## Task goal
Can you reproduce all of the material below word for word, leaving out the pictures?

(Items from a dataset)
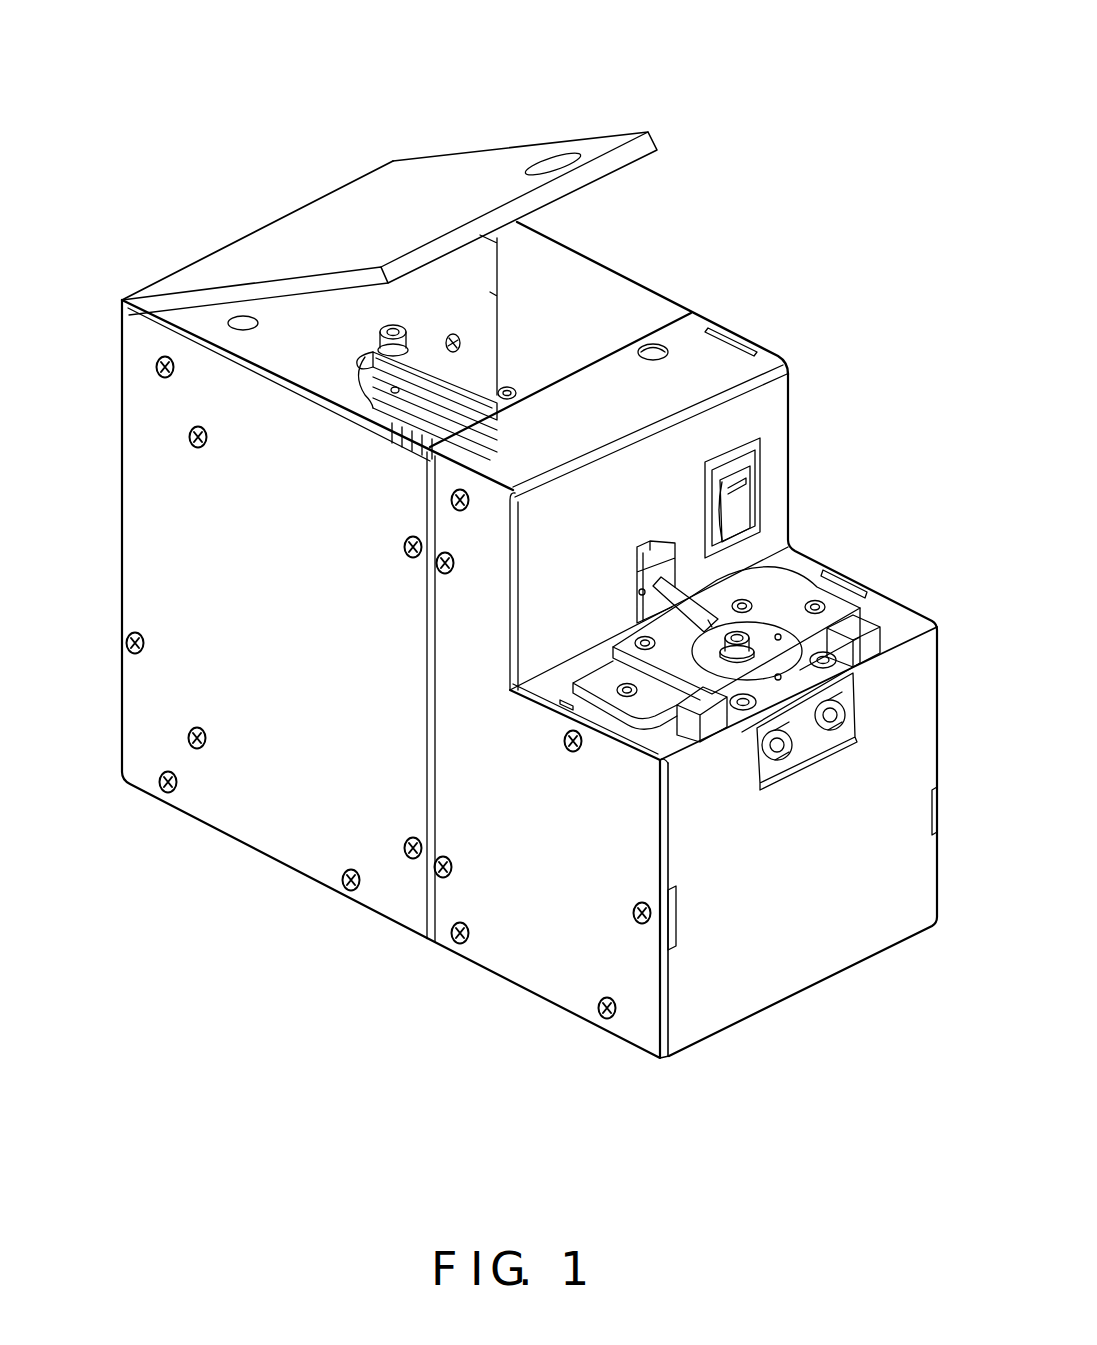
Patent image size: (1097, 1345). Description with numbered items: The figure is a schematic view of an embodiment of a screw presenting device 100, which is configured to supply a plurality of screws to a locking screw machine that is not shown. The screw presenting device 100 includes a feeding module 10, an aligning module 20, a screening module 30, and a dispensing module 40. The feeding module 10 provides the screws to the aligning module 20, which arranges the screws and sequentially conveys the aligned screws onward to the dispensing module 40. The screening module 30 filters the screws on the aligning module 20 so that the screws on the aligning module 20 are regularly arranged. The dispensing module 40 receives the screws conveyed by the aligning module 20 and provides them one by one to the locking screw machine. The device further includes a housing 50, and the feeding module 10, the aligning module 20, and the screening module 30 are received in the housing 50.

The screw presenting device 100 is at (514, 44).
The feeding module 10 is at (320, 370).
The aligning module 20 is at (693, 603).
The screening module 30 is at (458, 375).
The dispensing module 40 is at (780, 653).
The housing 50 is at (650, 288).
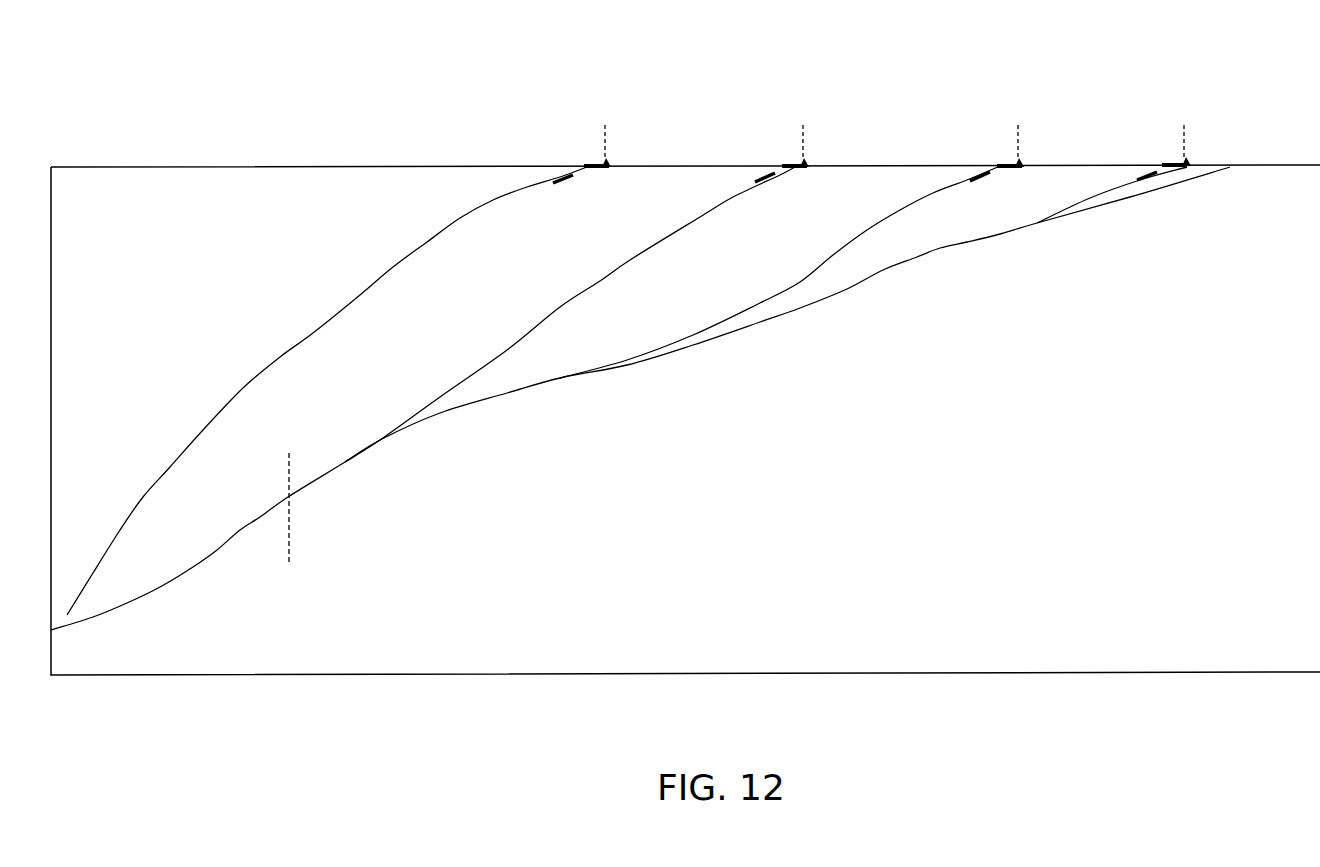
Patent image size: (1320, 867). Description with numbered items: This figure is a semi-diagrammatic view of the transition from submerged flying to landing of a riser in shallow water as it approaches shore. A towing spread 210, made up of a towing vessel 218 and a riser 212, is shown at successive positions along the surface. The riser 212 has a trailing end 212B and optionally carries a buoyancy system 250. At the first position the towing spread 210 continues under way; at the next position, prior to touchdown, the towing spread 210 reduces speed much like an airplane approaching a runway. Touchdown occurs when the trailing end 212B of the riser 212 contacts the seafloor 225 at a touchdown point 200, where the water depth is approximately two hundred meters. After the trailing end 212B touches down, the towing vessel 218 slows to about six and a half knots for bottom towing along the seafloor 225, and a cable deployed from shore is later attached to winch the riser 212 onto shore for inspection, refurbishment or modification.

The towing spread 210 is at (898, 55).
The riser 212 is at (364, 292).
The trailing end 212B is at (259, 522).
The towing vessel 218 is at (605, 160).
The touchdown point 200 is at (292, 500).
The seafloor 225 is at (898, 481).
The buoyancy system 250 is at (572, 178).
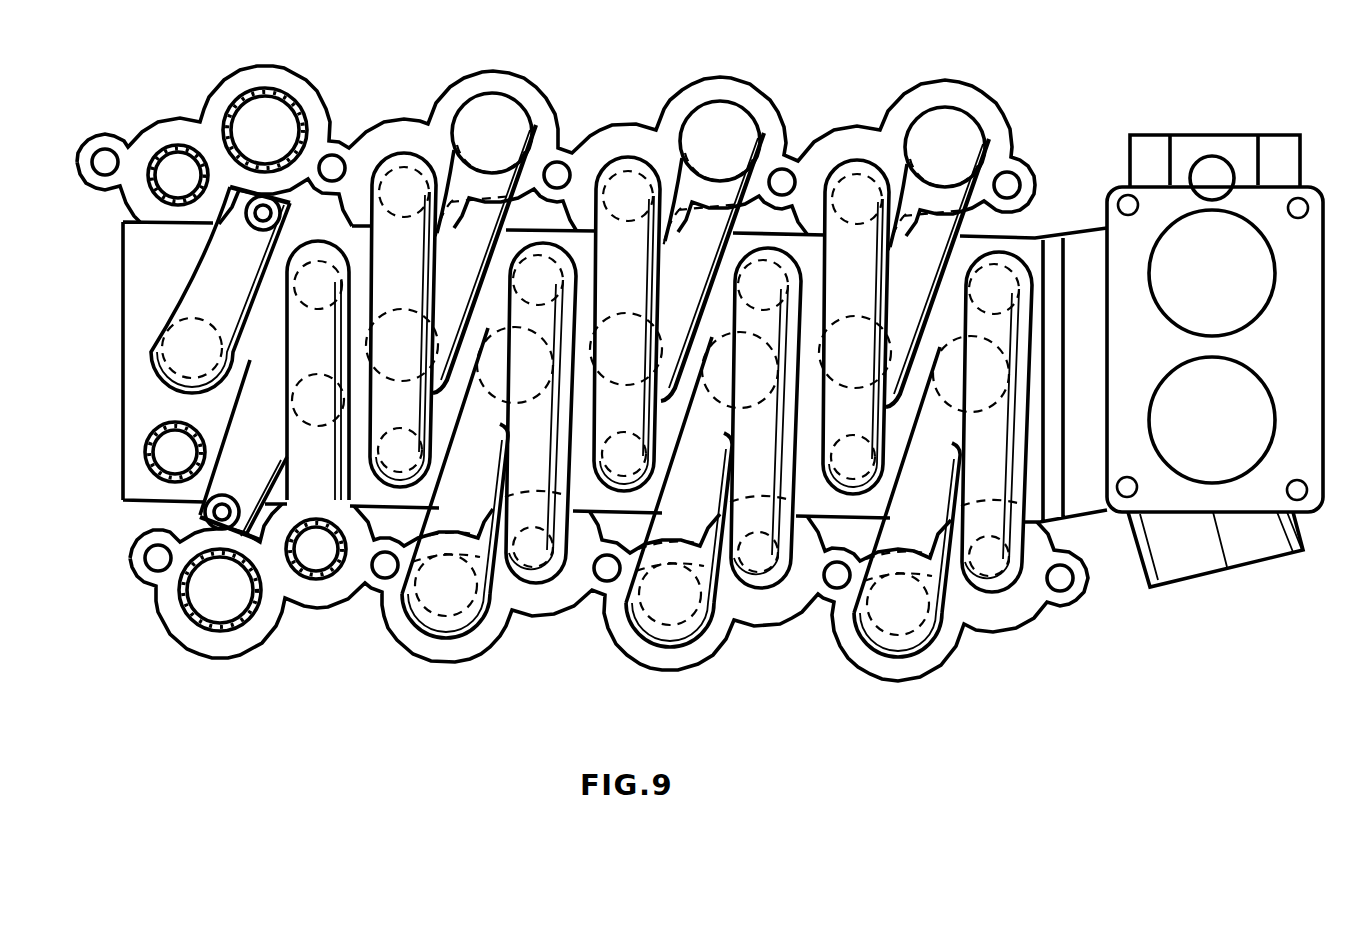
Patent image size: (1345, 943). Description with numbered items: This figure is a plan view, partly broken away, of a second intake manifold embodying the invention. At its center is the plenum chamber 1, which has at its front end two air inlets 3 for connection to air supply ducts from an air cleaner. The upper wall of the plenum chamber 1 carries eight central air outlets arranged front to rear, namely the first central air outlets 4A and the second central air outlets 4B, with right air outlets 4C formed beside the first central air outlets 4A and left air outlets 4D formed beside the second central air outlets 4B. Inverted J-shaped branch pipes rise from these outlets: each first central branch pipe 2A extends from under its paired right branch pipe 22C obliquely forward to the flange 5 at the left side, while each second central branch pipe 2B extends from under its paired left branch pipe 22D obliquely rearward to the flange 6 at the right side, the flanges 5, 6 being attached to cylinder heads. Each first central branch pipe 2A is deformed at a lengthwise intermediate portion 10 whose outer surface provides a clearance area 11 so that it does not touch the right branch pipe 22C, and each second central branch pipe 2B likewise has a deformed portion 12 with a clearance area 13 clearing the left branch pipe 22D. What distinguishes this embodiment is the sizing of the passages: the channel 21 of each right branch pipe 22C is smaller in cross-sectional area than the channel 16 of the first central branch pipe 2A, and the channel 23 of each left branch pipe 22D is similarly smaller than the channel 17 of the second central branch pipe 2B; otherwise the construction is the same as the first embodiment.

## The answer
Patent image size: (1097, 1345). Description with numbered items: The figure is a schematic view of an embodiment of a screw presenting device 100, which is configured to supply a plurality of screws to a locking screw machine that is not shown. The screw presenting device 100 includes a feeding module 10, an aligning module 20, a screening module 30, and a dispensing module 40. The feeding module 10 provides the screws to the aligning module 20, which arranges the screws and sequentially conveys the aligned screws onward to the dispensing module 40. The screening module 30 filters the screws on the aligning module 20 so that the screws on the aligning module 20 are regularly arranged. The dispensing module 40 receives the screws conveyed by the aligning module 20 and provides them one by one to the locking screw machine. The device further includes a housing 50, and the feeding module 10, the aligning module 20, and the screening module 30 are received in the housing 50.

The screw presenting device 100 is at (514, 44).
The feeding module 10 is at (320, 370).
The aligning module 20 is at (693, 603).
The screening module 30 is at (458, 375).
The dispensing module 40 is at (780, 653).
The housing 50 is at (650, 288).
Patent image size: (1320, 867). Description with numbered items: This figure is a semi-diagrammatic view of the transition from submerged flying to landing of a riser in shallow water as it approaches shore. A towing spread 210, made up of a towing vessel 218 and a riser 212, is shown at successive positions along the surface. The riser 212 has a trailing end 212B and optionally carries a buoyancy system 250. At the first position the towing spread 210 continues under way; at the next position, prior to touchdown, the towing spread 210 reduces speed much like an airplane approaching a runway. Touchdown occurs when the trailing end 212B of the riser 212 contacts the seafloor 225 at a touchdown point 200, where the water depth is approximately two hundred meters. After the trailing end 212B touches down, the towing vessel 218 slows to about six and a half knots for bottom towing along the seafloor 225, and a cable deployed from shore is later attached to winch the riser 212 onto shore for inspection, refurbishment or modification.

The towing spread 210 is at (898, 55).
The riser 212 is at (364, 292).
The trailing end 212B is at (259, 522).
The towing vessel 218 is at (605, 160).
The touchdown point 200 is at (292, 500).
The seafloor 225 is at (898, 481).
The buoyancy system 250 is at (572, 178).
Patent image size: (1345, 943). Description with numbered items: This figure is a plan view, partly broken away, of a second intake manifold embodying the invention. At its center is the plenum chamber 1, which has at its front end two air inlets 3 for connection to air supply ducts from an air cleaner. The upper wall of the plenum chamber 1 carries eight central air outlets arranged front to rear, namely the first central air outlets 4A and the second central air outlets 4B, with right air outlets 4C formed beside the first central air outlets 4A and left air outlets 4D formed beside the second central air outlets 4B. Inverted J-shaped branch pipes rise from these outlets: each first central branch pipe 2A extends from under its paired right branch pipe 22C obliquely forward to the flange 5 at the left side, while each second central branch pipe 2B extends from under its paired left branch pipe 22D obliquely rearward to the flange 6 at the right side, the flanges 5, 6 being attached to cylinder heads. Each first central branch pipe 2A is deformed at a lengthwise intermediate portion 10 whose outer surface provides a clearance area 11 so that it does not touch the right branch pipe 22C, and each second central branch pipe 2B likewise has a deformed portion 12 with a clearance area 13 clearing the left branch pipe 22D. What distinguishes this embodiment is the sizing of the passages: the channel 21 of each right branch pipe 22C is smaller in cross-sectional area than the channel 16 of the first central branch pipe 2A, and the channel 23 of each left branch pipe 22D is similarly smaller than the channel 17 of the second central branch pipe 2B; otherwise the construction is the same as the first embodiment.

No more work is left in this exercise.